## PROBLEM STATEMENT
Identify every line containing the word "himself" and reproduce each one.

## SUPPLIED MATERIAL
——————

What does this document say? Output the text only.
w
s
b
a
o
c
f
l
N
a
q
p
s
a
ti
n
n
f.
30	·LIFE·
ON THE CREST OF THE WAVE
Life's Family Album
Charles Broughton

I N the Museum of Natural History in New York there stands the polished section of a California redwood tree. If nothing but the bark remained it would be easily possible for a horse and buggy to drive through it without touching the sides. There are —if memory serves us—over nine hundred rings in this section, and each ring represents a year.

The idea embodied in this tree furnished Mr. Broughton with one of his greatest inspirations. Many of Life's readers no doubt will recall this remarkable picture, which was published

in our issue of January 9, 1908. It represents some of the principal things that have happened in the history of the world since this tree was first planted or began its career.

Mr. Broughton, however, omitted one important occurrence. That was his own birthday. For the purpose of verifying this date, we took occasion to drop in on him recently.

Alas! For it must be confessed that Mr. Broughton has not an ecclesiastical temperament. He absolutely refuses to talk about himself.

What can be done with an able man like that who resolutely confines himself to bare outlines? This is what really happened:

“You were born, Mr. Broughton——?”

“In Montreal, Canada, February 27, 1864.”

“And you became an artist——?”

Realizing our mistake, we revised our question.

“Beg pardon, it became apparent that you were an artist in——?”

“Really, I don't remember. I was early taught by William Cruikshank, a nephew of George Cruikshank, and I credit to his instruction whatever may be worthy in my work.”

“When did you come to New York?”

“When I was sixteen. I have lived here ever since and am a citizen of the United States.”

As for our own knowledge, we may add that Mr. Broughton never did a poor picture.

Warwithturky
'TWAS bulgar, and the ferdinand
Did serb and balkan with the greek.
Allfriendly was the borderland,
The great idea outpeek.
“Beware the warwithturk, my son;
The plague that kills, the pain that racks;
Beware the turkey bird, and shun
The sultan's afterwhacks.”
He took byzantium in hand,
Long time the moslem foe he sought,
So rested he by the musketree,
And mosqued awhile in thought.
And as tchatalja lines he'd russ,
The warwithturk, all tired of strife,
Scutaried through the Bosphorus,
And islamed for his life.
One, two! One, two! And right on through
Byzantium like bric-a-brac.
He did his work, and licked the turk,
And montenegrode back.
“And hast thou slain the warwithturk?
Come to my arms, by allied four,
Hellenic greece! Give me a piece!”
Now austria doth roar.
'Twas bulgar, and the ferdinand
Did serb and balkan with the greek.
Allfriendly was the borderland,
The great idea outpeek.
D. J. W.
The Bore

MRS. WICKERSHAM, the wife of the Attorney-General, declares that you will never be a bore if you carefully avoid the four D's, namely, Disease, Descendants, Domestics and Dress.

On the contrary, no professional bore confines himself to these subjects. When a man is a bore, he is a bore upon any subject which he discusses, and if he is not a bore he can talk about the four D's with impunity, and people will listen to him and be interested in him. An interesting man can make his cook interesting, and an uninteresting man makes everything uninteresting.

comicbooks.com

——————

## THE RESPONSE
Alas! For it must be confessed that Mr. Broughton has not an ecclesiastical temperament. He absolutely refuses to talk about himself.
What can be done with an able man like that who resolutely confines himself to bare outlines? This is what really happened:
On the contrary, no professional bore confines himself to these subjects. When a man is a bore, he is a bore upon any subject which he discusses, and if he is not a bore he can talk about the four D's with impunity, and people will listen to him and be interested in him. An interesting man can make his cook interesting, and an uninteresting man makes everything uninteresting.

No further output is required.